>> start RECORD SET

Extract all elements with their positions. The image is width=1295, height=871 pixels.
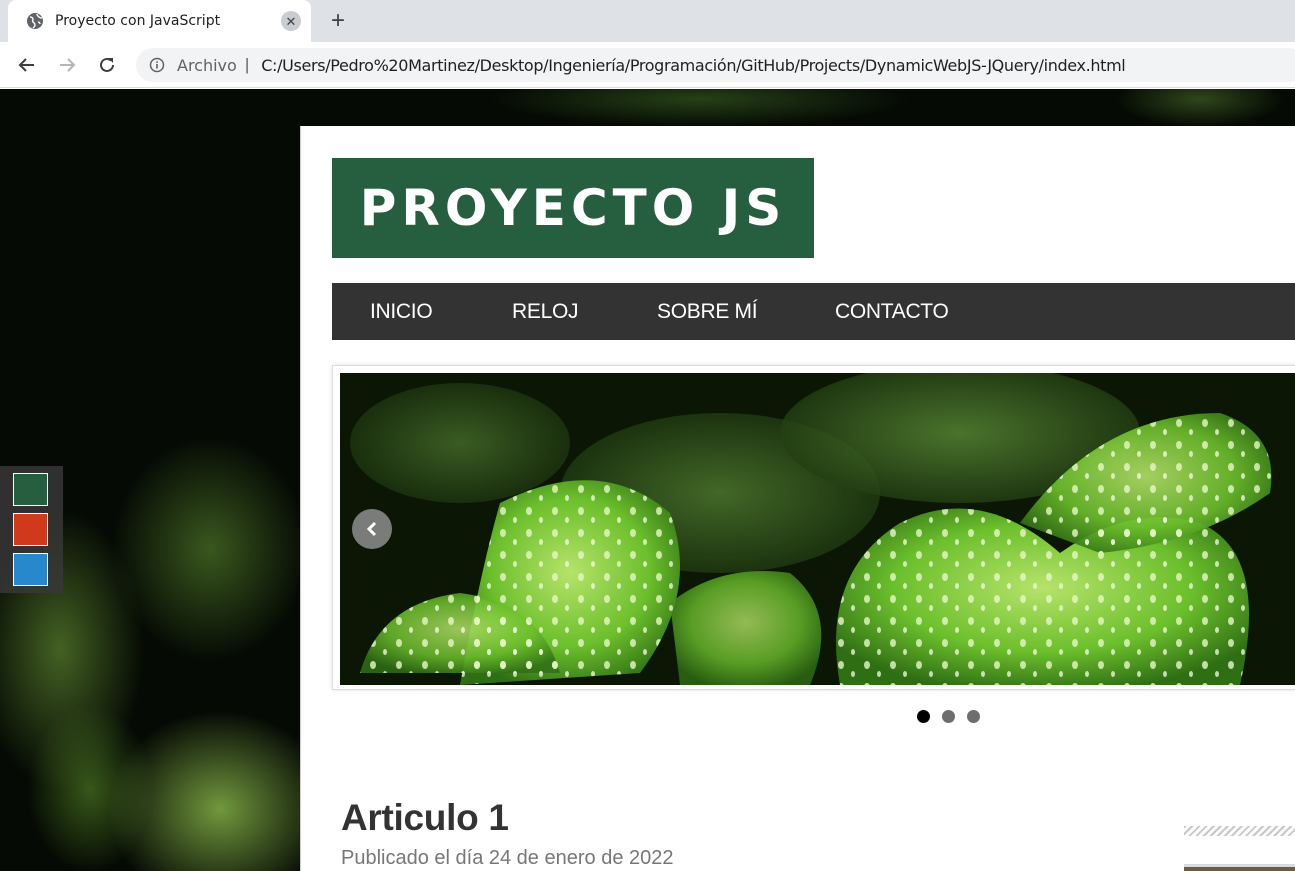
theme-blue-swatch[interactable] [13, 553, 48, 586]
info-icon[interactable] [149, 57, 165, 73]
chevron-left-icon [366, 521, 377, 537]
browser-tab[interactable]: Proyecto con JavaScript ✕ [8, 0, 311, 42]
scheme-separator: | [244, 55, 250, 74]
main-container: PROYECTO JS INICIO RELOJ SOBRE MÍ CONTAC… [300, 126, 1295, 871]
browser-tab-strip: Proyecto con JavaScript ✕ + [0, 0, 1295, 42]
globe-icon [26, 12, 44, 30]
new-tab-button[interactable]: + [325, 8, 351, 34]
page-viewport: PROYECTO JS INICIO RELOJ SOBRE MÍ CONTAC… [0, 89, 1295, 871]
address-bar[interactable]: Archivo | C:/Users/Pedro%20Martinez/Desk… [136, 48, 1295, 82]
image-slider [332, 365, 1295, 690]
logo-text: PROYECTO JS [359, 179, 787, 237]
slider-prev-button[interactable] [352, 509, 392, 549]
tab-title: Proyecto con JavaScript [55, 13, 221, 29]
article-title[interactable]: Articulo 1 [341, 797, 509, 839]
site-logo[interactable]: PROYECTO JS [332, 158, 814, 258]
sidebar-thumbnail [1184, 864, 1295, 871]
browser-toolbar: Archivo | C:/Users/Pedro%20Martinez/Desk… [0, 42, 1295, 88]
scheme-chip: Archivo [177, 55, 237, 75]
menu-item-inicio[interactable]: INICIO [370, 283, 433, 340]
forward-arrow-icon[interactable] [54, 52, 80, 78]
pager-dot-2[interactable] [942, 710, 955, 723]
main-menu: INICIO RELOJ SOBRE MÍ CONTACTO [332, 283, 1295, 340]
article-date: Publicado el día 24 de enero de 2022 [341, 847, 674, 869]
menu-item-contacto[interactable]: CONTACTO [835, 283, 949, 340]
menu-item-sobre-mi[interactable]: SOBRE MÍ [657, 283, 758, 340]
close-icon[interactable]: ✕ [281, 11, 301, 31]
pager-dot-3[interactable] [967, 710, 980, 723]
url-text[interactable]: C:/Users/Pedro%20Martinez/Desktop/Ingeni… [261, 56, 1126, 75]
theme-red-swatch[interactable] [13, 513, 48, 546]
sidebar-divider [1184, 826, 1295, 836]
theme-green-swatch[interactable] [13, 473, 48, 506]
reload-icon[interactable] [94, 52, 120, 78]
slide-image [340, 373, 1295, 685]
pager-dot-1[interactable] [917, 710, 930, 723]
theme-switcher [0, 466, 63, 593]
menu-item-reloj[interactable]: RELOJ [512, 283, 578, 340]
back-arrow-icon[interactable] [14, 52, 40, 78]
slider-pager [917, 710, 980, 723]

>> end RECORD SET

JOB = Rewrite every row with "interactable" replaced by "clickable" wherever it occurs, changing nothing else. Omit the pictures from your output.

RESULT OF THIS EXERCISE =
Extract all elements with their positions. The image is width=1295, height=871 pixels.
theme-blue-swatch[clickable] [13, 553, 48, 586]
info-icon[clickable] [149, 57, 165, 73]
chevron-left-icon [366, 521, 377, 537]
browser-tab[clickable]: Proyecto con JavaScript ✕ [8, 0, 311, 42]
scheme-separator: | [244, 55, 250, 74]
main-container: PROYECTO JS INICIO RELOJ SOBRE MÍ CONTAC… [300, 126, 1295, 871]
browser-tab-strip: Proyecto con JavaScript ✕ + [0, 0, 1295, 42]
globe-icon [26, 12, 44, 30]
new-tab-button[clickable]: + [325, 8, 351, 34]
page-viewport: PROYECTO JS INICIO RELOJ SOBRE MÍ CONTAC… [0, 89, 1295, 871]
address-bar[clickable]: Archivo | C:/Users/Pedro%20Martinez/Desk… [136, 48, 1295, 82]
image-slider [332, 365, 1295, 690]
logo-text: PROYECTO JS [359, 179, 787, 237]
slider-prev-button[clickable] [352, 509, 392, 549]
tab-title: Proyecto con JavaScript [55, 13, 221, 29]
article-title[clickable]: Articulo 1 [341, 797, 509, 839]
site-logo[clickable]: PROYECTO JS [332, 158, 814, 258]
sidebar-thumbnail [1184, 864, 1295, 871]
browser-toolbar: Archivo | C:/Users/Pedro%20Martinez/Desk… [0, 42, 1295, 88]
scheme-chip: Archivo [177, 55, 237, 75]
menu-item-inicio[clickable]: INICIO [370, 283, 433, 340]
forward-arrow-icon[clickable] [54, 52, 80, 78]
pager-dot-2[clickable] [942, 710, 955, 723]
main-menu: INICIO RELOJ SOBRE MÍ CONTACTO [332, 283, 1295, 340]
article-date: Publicado el día 24 de enero de 2022 [341, 847, 674, 869]
menu-item-contacto[clickable]: CONTACTO [835, 283, 949, 340]
menu-item-sobre-mi[clickable]: SOBRE MÍ [657, 283, 758, 340]
close-icon[clickable]: ✕ [281, 11, 301, 31]
pager-dot-3[clickable] [967, 710, 980, 723]
url-text[clickable]: C:/Users/Pedro%20Martinez/Desktop/Ingeni… [261, 56, 1126, 75]
theme-red-swatch[clickable] [13, 513, 48, 546]
sidebar-divider [1184, 826, 1295, 836]
theme-green-swatch[clickable] [13, 473, 48, 506]
reload-icon[clickable] [94, 52, 120, 78]
slide-image [340, 373, 1295, 685]
pager-dot-1[clickable] [917, 710, 930, 723]
theme-switcher [0, 466, 63, 593]
menu-item-reloj[clickable]: RELOJ [512, 283, 578, 340]
back-arrow-icon[clickable] [14, 52, 40, 78]
slider-pager [917, 710, 980, 723]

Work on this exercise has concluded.